→ **Problem to solve**
Take all the material and copy it exactly.

→ **Exercise material**

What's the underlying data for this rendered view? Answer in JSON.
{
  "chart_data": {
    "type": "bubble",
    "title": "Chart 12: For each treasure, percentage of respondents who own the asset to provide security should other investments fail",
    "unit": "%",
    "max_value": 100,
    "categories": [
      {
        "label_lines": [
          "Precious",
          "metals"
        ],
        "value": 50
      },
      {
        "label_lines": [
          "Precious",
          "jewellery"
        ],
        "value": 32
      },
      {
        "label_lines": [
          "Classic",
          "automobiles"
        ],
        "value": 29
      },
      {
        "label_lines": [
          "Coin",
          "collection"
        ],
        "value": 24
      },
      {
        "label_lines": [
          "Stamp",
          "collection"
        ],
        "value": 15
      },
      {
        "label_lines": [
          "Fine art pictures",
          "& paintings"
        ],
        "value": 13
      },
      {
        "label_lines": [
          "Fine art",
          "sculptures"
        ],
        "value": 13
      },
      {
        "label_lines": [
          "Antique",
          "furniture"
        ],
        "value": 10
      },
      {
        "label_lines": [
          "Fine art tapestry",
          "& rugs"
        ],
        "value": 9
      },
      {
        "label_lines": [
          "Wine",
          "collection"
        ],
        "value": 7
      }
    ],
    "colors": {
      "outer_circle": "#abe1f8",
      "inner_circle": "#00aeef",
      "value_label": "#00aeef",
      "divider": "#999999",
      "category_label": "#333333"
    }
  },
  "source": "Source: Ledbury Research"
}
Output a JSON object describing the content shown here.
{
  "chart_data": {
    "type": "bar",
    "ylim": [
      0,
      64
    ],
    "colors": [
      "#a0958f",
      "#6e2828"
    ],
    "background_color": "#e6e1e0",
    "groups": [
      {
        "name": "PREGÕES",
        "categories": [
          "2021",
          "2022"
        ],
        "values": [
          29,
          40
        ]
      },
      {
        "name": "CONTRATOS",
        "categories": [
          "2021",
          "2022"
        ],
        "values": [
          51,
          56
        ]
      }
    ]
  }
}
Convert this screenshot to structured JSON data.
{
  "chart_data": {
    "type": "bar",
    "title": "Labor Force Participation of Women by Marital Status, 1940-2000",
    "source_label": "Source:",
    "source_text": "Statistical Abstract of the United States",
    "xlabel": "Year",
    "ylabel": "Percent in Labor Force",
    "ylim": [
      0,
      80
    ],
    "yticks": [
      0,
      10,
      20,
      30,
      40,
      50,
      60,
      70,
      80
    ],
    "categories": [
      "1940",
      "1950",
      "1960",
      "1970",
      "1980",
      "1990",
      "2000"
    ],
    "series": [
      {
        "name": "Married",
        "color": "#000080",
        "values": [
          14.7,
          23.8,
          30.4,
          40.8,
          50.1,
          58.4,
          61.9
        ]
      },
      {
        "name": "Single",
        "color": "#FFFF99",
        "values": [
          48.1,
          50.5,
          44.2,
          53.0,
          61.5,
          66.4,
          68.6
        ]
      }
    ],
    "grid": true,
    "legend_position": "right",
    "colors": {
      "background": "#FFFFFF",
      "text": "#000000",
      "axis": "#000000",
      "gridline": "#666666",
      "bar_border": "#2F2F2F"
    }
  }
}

→ **Solution below**
What's the underlying data for this rendered view? Answer in JSON.
{
  "chart_data": {
    "type": "bubble",
    "title": "Chart 12: For each treasure, percentage of respondents who own the asset to provide security should other investments fail",
    "unit": "%",
    "max_value": 100,
    "categories": [
      {
        "label_lines": [
          "Precious",
          "metals"
        ],
        "value": 50
      },
      {
        "label_lines": [
          "Precious",
          "jewellery"
        ],
        "value": 32
      },
      {
        "label_lines": [
          "Classic",
          "automobiles"
        ],
        "value": 29
      },
      {
        "label_lines": [
          "Coin",
          "collection"
        ],
        "value": 24
      },
      {
        "label_lines": [
          "Stamp",
          "collection"
        ],
        "value": 15
      },
      {
        "label_lines": [
          "Fine art pictures",
          "& paintings"
        ],
        "value": 13
      },
      {
        "label_lines": [
          "Fine art",
          "sculptures"
        ],
        "value": 13
      },
      {
        "label_lines": [
          "Antique",
          "furniture"
        ],
        "value": 10
      },
      {
        "label_lines": [
          "Fine art tapestry",
          "& rugs"
        ],
        "value": 9
      },
      {
        "label_lines": [
          "Wine",
          "collection"
        ],
        "value": 7
      }
    ],
    "colors": {
      "outer_circle": "#abe1f8",
      "inner_circle": "#00aeef",
      "value_label": "#00aeef",
      "divider": "#999999",
      "category_label": "#333333"
    }
  },
  "source": "Source: Ledbury Research"
}
Output a JSON object describing the content shown here.
{
  "chart_data": {
    "type": "bar",
    "ylim": [
      0,
      64
    ],
    "colors": [
      "#a0958f",
      "#6e2828"
    ],
    "background_color": "#e6e1e0",
    "groups": [
      {
        "name": "PREGÕES",
        "categories": [
          "2021",
          "2022"
        ],
        "values": [
          29,
          40
        ]
      },
      {
        "name": "CONTRATOS",
        "categories": [
          "2021",
          "2022"
        ],
        "values": [
          51,
          56
        ]
      }
    ]
  }
}
Convert this screenshot to structured JSON data.
{
  "chart_data": {
    "type": "bar",
    "title": "Labor Force Participation of Women by Marital Status, 1940-2000",
    "source_label": "Source:",
    "source_text": "Statistical Abstract of the United States",
    "xlabel": "Year",
    "ylabel": "Percent in Labor Force",
    "ylim": [
      0,
      80
    ],
    "yticks": [
      0,
      10,
      20,
      30,
      40,
      50,
      60,
      70,
      80
    ],
    "categories": [
      "1940",
      "1950",
      "1960",
      "1970",
      "1980",
      "1990",
      "2000"
    ],
    "series": [
      {
        "name": "Married",
        "color": "#000080",
        "values": [
          14.7,
          23.8,
          30.4,
          40.8,
          50.1,
          58.4,
          61.9
        ]
      },
      {
        "name": "Single",
        "color": "#FFFF99",
        "values": [
          48.1,
          50.5,
          44.2,
          53.0,
          61.5,
          66.4,
          68.6
        ]
      }
    ],
    "grid": true,
    "legend_position": "right",
    "colors": {
      "background": "#FFFFFF",
      "text": "#000000",
      "axis": "#000000",
      "gridline": "#666666",
      "bar_border": "#2F2F2F"
    }
  }
}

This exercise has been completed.